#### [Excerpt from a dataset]
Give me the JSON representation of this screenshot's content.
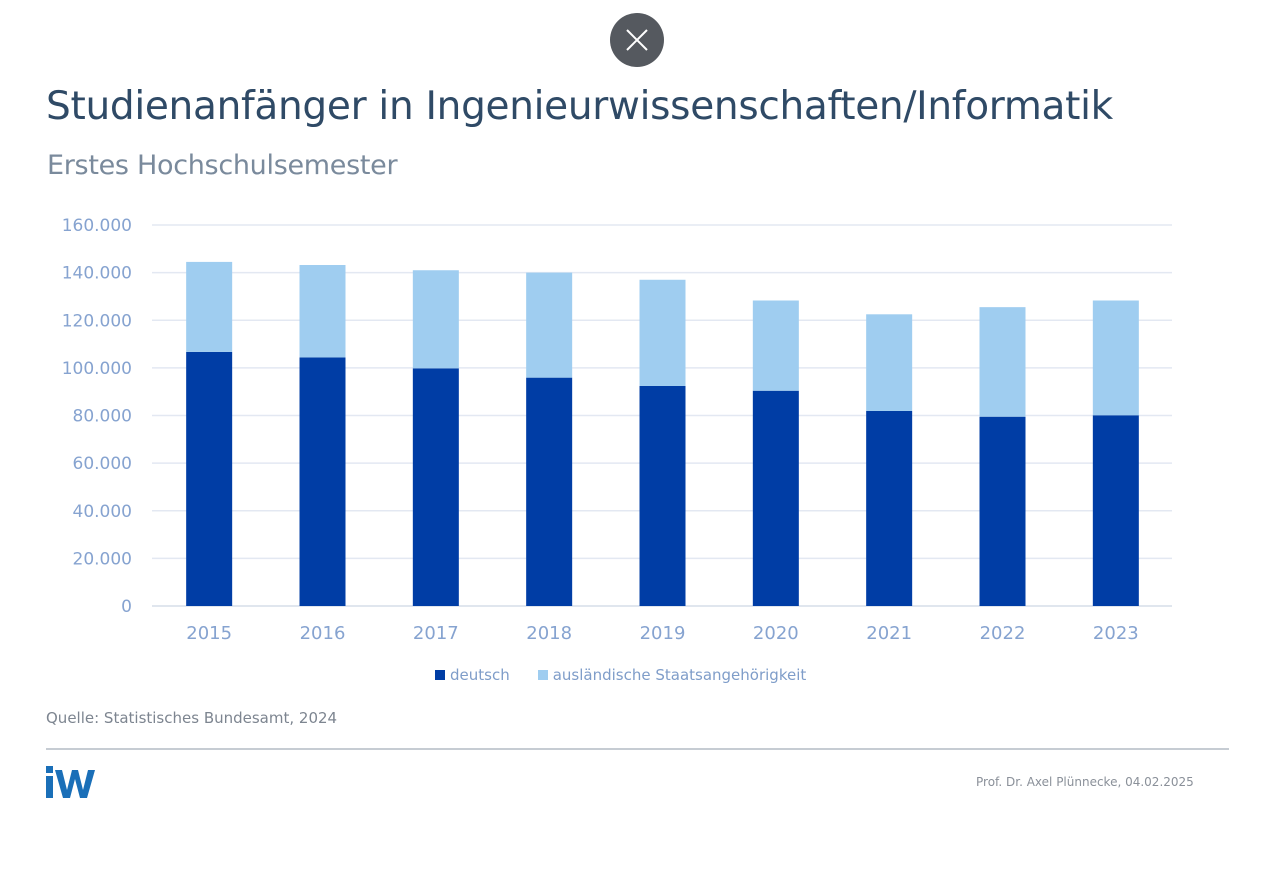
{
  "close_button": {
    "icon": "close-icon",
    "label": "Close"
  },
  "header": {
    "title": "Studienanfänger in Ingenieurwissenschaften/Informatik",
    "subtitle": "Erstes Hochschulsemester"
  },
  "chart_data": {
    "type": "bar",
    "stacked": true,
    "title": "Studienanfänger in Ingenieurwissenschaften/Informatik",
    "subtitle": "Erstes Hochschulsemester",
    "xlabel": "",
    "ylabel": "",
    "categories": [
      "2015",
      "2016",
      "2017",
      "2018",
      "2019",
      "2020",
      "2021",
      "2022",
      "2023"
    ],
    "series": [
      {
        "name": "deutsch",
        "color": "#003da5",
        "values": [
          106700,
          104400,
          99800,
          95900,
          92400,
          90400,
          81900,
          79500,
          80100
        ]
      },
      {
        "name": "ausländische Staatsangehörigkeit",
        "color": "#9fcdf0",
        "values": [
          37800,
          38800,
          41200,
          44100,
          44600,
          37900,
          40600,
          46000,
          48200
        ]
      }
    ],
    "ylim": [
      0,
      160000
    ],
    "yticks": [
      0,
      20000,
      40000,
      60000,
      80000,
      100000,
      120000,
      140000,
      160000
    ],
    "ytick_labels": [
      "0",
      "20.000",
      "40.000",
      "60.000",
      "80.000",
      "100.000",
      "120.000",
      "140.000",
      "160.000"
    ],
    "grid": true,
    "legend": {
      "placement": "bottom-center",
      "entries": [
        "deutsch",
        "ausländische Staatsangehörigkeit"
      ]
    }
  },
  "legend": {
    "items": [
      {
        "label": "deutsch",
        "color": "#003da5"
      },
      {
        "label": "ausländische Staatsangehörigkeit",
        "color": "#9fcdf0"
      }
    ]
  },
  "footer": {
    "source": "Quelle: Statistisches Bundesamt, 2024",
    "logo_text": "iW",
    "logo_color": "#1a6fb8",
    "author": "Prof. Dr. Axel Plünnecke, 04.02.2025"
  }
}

--

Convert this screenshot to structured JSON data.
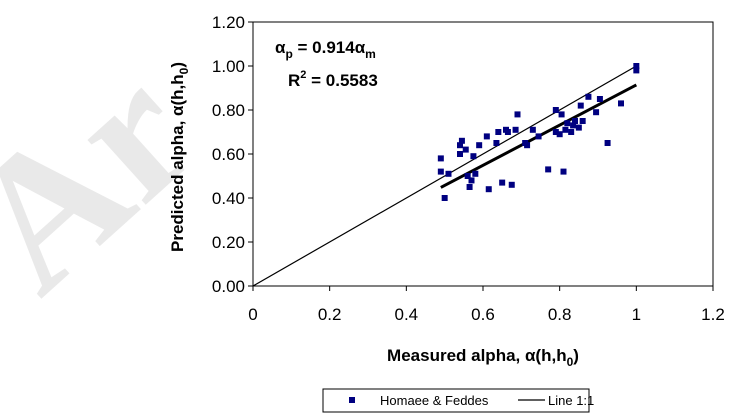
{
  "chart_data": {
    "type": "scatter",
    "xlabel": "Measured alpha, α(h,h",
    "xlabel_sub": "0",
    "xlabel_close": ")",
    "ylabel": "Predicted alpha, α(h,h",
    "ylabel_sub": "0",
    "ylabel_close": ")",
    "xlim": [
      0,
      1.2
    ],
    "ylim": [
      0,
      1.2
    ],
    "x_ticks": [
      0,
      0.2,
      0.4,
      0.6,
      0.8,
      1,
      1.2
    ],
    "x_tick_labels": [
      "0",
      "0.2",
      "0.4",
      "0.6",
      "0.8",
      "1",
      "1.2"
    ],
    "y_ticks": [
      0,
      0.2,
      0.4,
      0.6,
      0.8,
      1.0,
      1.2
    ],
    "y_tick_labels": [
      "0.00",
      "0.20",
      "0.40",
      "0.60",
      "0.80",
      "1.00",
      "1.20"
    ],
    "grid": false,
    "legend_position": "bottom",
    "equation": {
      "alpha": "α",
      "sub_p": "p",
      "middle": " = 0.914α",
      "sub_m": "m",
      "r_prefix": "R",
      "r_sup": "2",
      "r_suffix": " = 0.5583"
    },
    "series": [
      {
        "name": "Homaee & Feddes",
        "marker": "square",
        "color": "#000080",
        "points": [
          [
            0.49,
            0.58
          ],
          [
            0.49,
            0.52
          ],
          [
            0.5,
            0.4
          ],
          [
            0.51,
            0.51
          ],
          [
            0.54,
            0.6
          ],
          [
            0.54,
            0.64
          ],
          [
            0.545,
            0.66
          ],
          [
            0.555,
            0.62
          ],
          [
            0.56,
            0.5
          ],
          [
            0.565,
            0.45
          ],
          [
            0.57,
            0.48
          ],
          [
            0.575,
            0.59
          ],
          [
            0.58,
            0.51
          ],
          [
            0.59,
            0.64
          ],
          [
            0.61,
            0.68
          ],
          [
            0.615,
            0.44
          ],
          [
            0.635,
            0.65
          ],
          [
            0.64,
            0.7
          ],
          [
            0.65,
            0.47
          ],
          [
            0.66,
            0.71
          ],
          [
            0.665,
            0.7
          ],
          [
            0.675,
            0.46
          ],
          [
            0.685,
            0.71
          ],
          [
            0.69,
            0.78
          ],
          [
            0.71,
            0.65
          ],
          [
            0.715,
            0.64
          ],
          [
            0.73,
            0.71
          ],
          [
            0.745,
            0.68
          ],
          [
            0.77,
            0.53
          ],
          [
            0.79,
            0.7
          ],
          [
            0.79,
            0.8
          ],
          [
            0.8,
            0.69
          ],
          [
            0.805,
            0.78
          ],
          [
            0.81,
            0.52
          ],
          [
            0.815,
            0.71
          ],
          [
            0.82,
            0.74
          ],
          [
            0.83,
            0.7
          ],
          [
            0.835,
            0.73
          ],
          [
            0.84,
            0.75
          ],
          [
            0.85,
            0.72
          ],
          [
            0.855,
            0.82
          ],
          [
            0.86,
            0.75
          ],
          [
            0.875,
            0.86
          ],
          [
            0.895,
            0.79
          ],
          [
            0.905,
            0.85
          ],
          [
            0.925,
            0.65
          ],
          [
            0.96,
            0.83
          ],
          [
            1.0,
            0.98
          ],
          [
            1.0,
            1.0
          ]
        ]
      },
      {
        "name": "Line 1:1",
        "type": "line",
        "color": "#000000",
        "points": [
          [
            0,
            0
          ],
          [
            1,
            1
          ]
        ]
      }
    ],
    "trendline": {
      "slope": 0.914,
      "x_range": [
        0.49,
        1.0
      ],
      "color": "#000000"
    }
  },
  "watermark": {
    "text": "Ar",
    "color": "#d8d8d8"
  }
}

#### [Exercise task]
Filter the records above for "Hochschulsemester" and copy every matching line.

#### [Output of the exercise]
    "subtitle": "Erstes Hochschulsemester"
    "subtitle": "Erstes Hochschulsemester",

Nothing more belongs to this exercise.